### DIRECTION
Find each row below that contains the string "axis" and copy those rows out in full.

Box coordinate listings

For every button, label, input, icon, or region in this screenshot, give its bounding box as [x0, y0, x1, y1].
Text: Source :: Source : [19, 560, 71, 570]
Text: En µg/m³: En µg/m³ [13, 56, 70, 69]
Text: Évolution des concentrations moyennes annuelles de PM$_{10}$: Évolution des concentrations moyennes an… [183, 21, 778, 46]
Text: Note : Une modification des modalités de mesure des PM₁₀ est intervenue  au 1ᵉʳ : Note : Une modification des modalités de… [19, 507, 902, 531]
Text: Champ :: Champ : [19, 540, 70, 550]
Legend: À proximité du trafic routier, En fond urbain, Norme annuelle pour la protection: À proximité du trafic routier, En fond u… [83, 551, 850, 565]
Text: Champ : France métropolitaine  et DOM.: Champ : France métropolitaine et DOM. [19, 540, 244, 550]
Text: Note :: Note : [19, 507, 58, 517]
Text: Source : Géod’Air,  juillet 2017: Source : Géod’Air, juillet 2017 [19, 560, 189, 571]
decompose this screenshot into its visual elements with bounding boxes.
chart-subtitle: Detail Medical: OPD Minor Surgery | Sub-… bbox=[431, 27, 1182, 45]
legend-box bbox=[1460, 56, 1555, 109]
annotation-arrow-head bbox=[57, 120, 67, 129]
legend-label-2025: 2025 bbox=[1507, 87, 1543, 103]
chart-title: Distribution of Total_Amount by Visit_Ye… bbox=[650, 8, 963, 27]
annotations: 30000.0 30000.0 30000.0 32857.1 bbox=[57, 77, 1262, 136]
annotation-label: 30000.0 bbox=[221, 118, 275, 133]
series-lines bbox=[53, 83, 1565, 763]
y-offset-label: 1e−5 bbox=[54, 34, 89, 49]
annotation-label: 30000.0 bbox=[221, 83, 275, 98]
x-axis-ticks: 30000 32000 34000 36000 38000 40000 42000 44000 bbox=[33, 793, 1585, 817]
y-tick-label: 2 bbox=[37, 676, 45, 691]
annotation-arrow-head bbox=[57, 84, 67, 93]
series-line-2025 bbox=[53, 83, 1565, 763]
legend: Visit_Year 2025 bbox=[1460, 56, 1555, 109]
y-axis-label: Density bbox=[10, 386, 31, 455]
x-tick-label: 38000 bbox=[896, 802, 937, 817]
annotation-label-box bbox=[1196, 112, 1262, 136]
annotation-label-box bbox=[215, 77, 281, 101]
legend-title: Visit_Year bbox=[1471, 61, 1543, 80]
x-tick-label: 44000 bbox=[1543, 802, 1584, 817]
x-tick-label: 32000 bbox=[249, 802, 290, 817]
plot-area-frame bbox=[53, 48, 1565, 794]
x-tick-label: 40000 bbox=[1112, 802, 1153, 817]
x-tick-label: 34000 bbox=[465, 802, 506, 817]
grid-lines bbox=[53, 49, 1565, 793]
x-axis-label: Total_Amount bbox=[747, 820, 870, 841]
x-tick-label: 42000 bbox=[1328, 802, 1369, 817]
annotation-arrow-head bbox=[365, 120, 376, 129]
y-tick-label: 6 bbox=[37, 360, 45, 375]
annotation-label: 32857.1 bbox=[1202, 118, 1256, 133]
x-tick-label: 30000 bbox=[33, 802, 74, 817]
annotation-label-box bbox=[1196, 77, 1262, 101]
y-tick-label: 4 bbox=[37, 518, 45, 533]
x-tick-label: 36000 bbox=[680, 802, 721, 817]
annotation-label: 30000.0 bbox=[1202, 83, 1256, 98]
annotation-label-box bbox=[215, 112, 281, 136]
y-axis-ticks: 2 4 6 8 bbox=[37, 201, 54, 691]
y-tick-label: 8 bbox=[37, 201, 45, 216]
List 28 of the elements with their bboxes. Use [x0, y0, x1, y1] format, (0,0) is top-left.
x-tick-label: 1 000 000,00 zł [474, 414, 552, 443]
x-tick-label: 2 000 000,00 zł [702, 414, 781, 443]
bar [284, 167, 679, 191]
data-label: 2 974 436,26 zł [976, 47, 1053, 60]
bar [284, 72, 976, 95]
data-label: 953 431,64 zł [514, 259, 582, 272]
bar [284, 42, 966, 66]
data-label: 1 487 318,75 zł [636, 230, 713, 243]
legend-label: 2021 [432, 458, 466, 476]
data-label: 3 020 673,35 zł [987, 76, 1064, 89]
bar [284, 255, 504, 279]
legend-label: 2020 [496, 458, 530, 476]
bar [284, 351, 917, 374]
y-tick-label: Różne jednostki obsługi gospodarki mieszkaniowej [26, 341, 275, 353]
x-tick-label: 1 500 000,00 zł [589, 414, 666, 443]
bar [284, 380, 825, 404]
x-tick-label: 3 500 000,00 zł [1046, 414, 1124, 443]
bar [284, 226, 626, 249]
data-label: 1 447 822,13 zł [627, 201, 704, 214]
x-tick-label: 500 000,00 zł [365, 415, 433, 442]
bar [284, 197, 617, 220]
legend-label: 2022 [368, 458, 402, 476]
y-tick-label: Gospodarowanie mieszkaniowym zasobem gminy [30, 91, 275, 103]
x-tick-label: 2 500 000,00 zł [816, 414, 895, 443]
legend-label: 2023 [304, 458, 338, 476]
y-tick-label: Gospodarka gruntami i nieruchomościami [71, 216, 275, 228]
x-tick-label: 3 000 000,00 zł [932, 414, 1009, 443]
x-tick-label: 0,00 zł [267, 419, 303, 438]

### RESULT
x-axis-ticks: 30000 32000 34000 36000 38000 40000 42000 44000 bbox=[33, 793, 1585, 817]
y-axis-label: Density bbox=[10, 386, 31, 455]
x-axis-label: Total_Amount bbox=[747, 820, 870, 841]
y-axis-ticks: 2 4 6 8 bbox=[37, 201, 54, 691]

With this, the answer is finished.